--- Supplied text ---
World Wildlife Fund Sustainability Works

Better business for a better Earth

At World Wildlife Fund, we believe deeply in the private sector’s ability to drive positive environmental change. WWF Sustainability Works is a forum for discussion around strategies, commitments, technologies and more that will help businesses achieve conservation goals that are good for the planet and their bottom lines. Follow WWF Sustainability Works on twitter at @WWFBetterBiz.

filtered by category: Food and Agriculture

  • Date: 09 July 2024
  • Author: Julia Kurnik, Senior Director, Innovation Startups, Markets

Healthy diets are essential, yet only a small percentage of Americans consume the daily recommended servings of vegetables. Part of the problem is access. Millions of Americans, both in predominantly minority, urban communities, and in poorer, rural areas without major grocery chains, lack access to nutritious foods.

The problem isn’t a shortage of food. We grow plenty. But up to 40% of fresh produce grown in the US is wasted. Another real difficulty is that connections between local farmers and consumers, already broken, have split even further in recent years due to supply chain disruptions and market shifts. As a result, consumers struggle nutritionally, while small farmers struggle financially and are often forced to take off-farm jobs.
---
■ **Exercises**
1. Answer these questions using the WWF Sustainability Works page:
(a) What Twitter handle does the page give for following WWF Sustainability Works?
(b) Up to what share of fresh produce grown in the US is wasted?
(c) On what date was the post dated?
2. The WWF Sustainability Works page says the forum is for discussion around certain topics. Name each topic it lists.
3. Write the next part of the WWF Sustainability Works post on fresh produce access, continuing after its final sentence.
--- Data ---
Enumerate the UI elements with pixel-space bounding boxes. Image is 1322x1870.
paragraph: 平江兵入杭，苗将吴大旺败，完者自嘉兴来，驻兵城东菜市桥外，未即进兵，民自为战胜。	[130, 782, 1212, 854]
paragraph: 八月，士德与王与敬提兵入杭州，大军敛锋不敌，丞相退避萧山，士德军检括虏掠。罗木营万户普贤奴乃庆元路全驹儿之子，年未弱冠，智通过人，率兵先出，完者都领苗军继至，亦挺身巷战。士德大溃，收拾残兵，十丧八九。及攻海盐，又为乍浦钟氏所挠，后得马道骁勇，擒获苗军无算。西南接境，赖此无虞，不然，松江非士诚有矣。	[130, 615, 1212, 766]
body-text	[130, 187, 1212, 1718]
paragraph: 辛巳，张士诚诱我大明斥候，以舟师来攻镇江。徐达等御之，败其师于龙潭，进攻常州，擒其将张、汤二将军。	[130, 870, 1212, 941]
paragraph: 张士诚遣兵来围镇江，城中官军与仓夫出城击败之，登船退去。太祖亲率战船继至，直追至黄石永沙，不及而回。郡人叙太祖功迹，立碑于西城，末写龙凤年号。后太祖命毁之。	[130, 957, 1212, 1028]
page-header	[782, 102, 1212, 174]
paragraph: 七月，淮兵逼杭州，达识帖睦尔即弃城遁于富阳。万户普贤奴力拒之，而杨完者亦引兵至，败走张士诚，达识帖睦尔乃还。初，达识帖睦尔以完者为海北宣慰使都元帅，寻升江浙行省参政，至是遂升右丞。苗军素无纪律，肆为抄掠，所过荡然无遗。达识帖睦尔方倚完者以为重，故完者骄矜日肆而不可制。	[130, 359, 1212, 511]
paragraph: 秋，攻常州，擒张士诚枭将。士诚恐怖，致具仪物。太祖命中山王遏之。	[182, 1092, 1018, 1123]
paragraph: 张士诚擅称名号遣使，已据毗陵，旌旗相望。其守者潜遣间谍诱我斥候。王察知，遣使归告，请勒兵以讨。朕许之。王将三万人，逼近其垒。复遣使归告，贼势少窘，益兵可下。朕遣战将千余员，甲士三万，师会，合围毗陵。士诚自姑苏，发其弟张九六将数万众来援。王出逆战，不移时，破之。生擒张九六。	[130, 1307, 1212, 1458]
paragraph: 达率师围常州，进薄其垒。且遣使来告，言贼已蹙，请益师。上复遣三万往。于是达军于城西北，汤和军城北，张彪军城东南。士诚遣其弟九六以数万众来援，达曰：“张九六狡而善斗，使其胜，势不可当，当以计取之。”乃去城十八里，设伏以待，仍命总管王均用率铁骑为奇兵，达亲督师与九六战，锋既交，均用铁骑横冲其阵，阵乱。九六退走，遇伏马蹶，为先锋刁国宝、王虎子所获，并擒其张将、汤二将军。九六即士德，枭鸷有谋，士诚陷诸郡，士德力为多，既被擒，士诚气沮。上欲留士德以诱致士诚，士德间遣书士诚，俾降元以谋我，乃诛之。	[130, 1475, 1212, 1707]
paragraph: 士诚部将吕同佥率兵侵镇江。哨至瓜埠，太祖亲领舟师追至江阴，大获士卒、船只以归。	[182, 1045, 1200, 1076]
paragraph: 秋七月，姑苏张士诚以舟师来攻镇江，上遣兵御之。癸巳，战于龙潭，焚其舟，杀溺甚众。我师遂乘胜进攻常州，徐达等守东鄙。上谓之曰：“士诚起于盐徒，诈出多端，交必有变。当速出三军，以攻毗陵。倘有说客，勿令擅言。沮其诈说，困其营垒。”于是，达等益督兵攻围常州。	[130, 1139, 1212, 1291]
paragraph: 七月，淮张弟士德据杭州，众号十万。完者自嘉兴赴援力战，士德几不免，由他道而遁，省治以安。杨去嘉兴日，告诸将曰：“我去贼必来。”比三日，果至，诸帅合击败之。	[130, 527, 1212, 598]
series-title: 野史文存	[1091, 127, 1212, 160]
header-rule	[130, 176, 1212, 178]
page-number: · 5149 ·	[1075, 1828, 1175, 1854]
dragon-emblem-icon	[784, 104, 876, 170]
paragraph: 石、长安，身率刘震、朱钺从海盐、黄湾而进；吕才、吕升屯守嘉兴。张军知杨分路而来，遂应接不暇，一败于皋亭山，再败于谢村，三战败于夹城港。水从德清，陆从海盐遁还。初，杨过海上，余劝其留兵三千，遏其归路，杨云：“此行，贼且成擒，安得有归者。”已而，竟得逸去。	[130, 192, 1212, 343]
---
■ **Answers given**
1.
(a) @WWFBetterBiz
(b) Up to 40%
(c) 09 July 2024

2. Strategies, commitments, technologies

3.
To bridge this gap, the Markets Institute at World Wildlife Fund (WWF) began to explore ways of establishing a direct connection — known as Farmers Post — between consumers and nearby farmers. We’re working with the United States Postal Service (USPS) to explore allowing consumers to have fresh produce delivered to their door. This would offer a new, and welcome, revenue stream for the USPS, which has struggled with tightening budgets in recent years, making use of its distribution expertise and its unique access to all households in the US.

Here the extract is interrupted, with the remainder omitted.